-- To be done --
Collect from the data below each line with "ciet".

-- Entries provided --
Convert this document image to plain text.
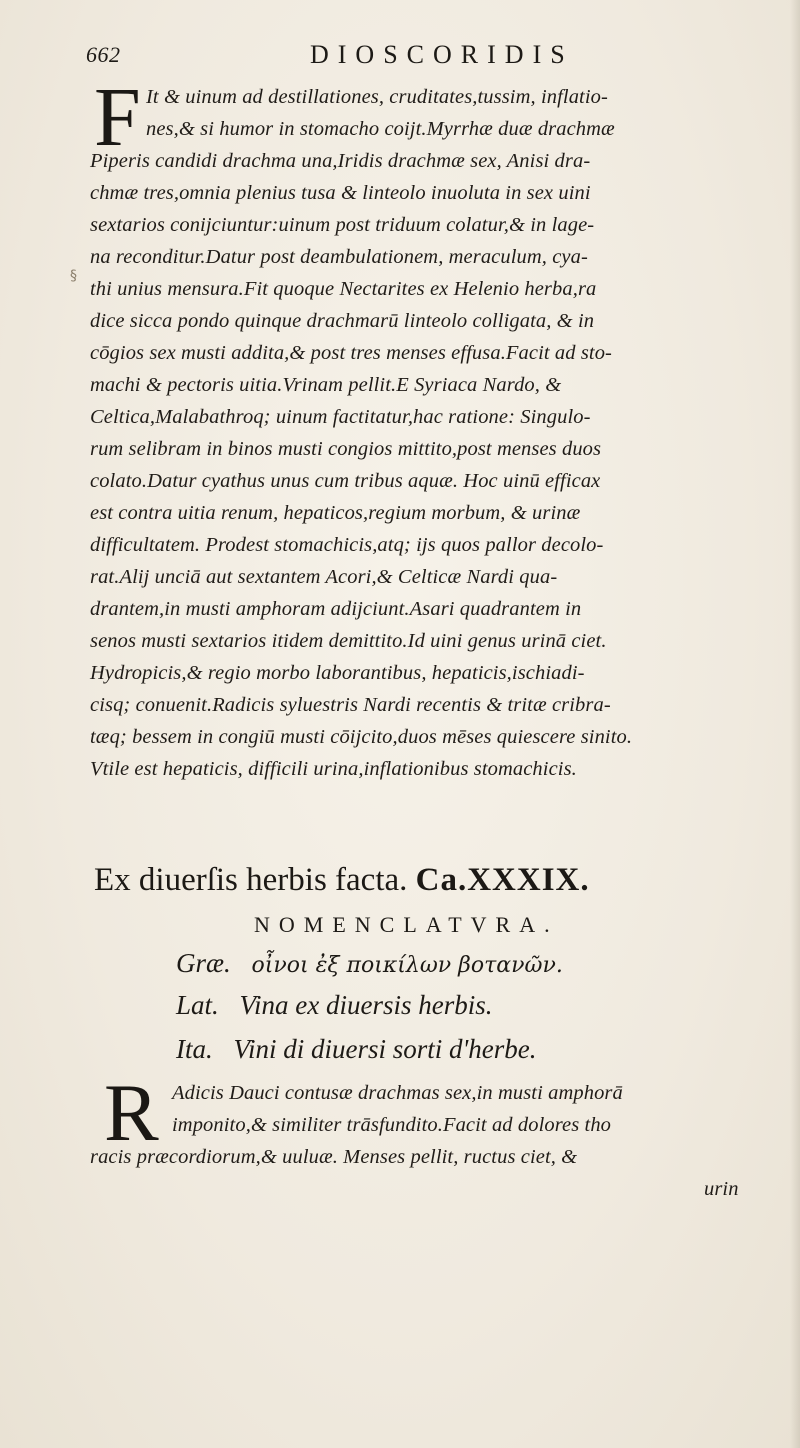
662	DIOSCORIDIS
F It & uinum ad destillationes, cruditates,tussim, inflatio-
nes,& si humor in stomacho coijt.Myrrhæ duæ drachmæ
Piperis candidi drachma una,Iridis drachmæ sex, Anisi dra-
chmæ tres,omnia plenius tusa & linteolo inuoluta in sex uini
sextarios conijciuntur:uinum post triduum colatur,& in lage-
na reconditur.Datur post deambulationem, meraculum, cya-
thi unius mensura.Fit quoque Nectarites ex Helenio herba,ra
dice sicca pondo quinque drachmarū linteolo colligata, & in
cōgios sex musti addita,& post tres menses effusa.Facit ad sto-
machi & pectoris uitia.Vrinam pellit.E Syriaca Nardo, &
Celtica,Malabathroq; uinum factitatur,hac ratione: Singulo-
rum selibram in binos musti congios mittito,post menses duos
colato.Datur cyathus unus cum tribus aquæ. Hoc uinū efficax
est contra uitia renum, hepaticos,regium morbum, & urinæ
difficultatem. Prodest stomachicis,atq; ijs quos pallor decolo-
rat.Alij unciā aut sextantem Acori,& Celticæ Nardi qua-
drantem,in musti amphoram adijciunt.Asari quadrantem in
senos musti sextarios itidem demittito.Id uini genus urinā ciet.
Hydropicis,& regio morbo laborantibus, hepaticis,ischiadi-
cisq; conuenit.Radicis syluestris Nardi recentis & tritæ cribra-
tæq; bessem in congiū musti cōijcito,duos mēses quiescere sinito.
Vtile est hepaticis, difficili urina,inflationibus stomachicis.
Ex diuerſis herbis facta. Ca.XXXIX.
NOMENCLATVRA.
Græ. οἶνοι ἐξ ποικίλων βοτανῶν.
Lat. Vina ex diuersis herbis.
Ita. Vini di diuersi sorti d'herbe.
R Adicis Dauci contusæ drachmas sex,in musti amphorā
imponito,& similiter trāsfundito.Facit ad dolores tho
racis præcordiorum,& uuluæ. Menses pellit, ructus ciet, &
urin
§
==
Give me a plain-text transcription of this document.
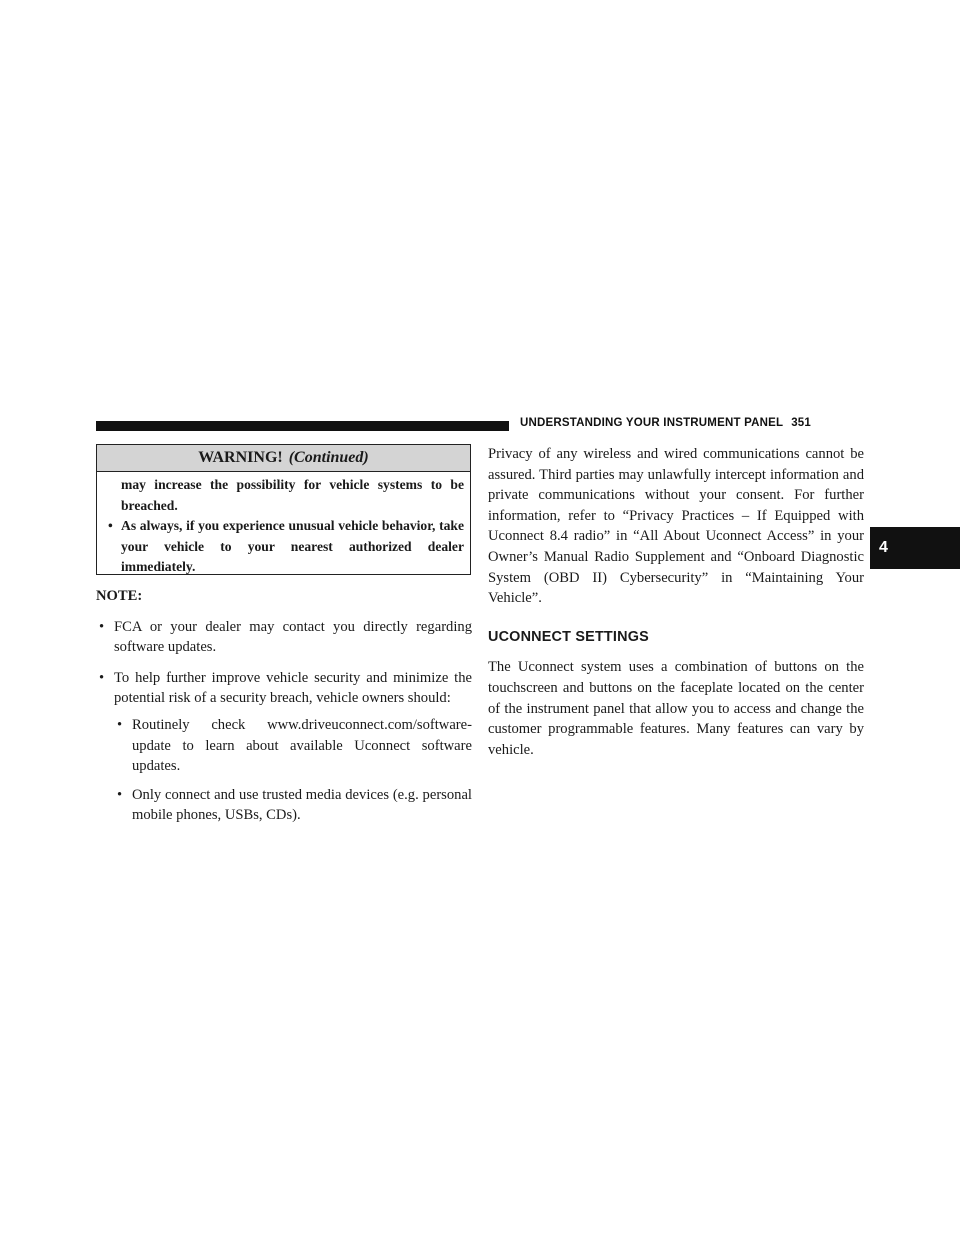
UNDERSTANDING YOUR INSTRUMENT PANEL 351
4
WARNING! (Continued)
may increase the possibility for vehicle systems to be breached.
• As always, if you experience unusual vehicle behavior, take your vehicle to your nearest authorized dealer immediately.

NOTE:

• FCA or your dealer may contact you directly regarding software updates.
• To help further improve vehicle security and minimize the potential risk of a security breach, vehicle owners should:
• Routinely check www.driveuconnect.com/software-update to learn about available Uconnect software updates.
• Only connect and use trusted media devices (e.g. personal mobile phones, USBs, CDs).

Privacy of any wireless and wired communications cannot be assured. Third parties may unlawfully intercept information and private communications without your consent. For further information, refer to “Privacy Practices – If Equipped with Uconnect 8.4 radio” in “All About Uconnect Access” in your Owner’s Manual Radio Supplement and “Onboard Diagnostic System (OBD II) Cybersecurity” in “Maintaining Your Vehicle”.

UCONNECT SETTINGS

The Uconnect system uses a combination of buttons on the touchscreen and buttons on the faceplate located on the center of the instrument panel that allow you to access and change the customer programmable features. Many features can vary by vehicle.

-- The result --
senos musti sextarios itidem demittito.Id uini genus urinā ciet.
racis præcordiorum,& uuluæ. Menses pellit, ructus ciet, &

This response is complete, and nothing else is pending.